Can you transcribe every record below exactly as it appears?
# Given records start
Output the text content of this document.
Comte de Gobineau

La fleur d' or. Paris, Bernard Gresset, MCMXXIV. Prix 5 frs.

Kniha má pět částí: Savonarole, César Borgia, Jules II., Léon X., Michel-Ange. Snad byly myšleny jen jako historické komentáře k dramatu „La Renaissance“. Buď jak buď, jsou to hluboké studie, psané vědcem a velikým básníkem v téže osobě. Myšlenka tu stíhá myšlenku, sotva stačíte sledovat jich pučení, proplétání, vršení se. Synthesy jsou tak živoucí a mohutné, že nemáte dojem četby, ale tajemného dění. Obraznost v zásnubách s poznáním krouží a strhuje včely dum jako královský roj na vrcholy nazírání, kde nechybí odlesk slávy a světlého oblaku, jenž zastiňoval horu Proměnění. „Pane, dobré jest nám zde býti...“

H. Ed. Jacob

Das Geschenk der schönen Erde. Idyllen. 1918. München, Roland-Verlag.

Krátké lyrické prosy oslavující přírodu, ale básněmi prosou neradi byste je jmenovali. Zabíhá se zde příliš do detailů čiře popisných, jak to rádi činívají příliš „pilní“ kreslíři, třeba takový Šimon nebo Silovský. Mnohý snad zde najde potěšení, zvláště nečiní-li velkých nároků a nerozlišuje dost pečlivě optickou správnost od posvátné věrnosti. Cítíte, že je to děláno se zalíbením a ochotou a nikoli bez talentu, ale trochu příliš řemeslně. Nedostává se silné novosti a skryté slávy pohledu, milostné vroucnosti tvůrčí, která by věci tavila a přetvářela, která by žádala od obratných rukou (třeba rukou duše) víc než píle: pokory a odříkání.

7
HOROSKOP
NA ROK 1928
# Given records end
§ Result of this exercise:
Output the text content of this document.
Comte de Gobineau

La fleur d' or. Paris, Bernard Gresset, MCMXXIV. Prix 5 frs.

Kniha má pět částí: Savonarole, César Borgia, Jules II., Léon X., Michel-Ange. Snad byly myšleny jen jako historické komentáře k dramatu „La Renaissance“. Buď jak buď, jsou to hluboké studie, psané vědcem a velikým básníkem v téže osobě. Myšlenka tu stíhá myšlenku, sotva stačíte sledovat jich pučení, proplétání, vršení se. Synthesy jsou tak živoucí a mohutné, že nemáte dojem četby, ale tajemného dění. Obraznost v zásnubách s poznáním krouží a strhuje včely dum jako královský roj na vrcholy nazírání, kde nechybí odlesk slávy a světlého oblaku, jenž zastiňoval horu Proměnění. „Pane, dobré jest nám zde býti...“

H. Ed. Jacob

Das Geschenk der schönen Erde. Idyllen. 1918. München, Roland-Verlag.

Krátké lyrické prosy oslavující přírodu, ale básněmi prosou neradi byste je jmenovali. Zabíhá se zde příliš do detailů čiře popisných, jak to rádi činívají příliš „pilní“ kreslíři, třeba takový Šimon nebo Silovský. Mnohý snad zde najde potěšení, zvláště nečiní-li velkých nároků a nerozlišuje dost pečlivě optickou správnost od posvátné věrnosti. Cítíte, že je to děláno se zalíbením a ochotou a nikoli bez talentu, ale trochu příliš řemeslně. Nedostává se silné novosti a skryté slávy pohledu, milostné vroucnosti tvůrčí, která by věci tavila a přetvářela, která by žádala od obratných rukou (třeba rukou duše) víc než píle: pokory a odříkání.

7
HOROSKOP
NA ROK 1928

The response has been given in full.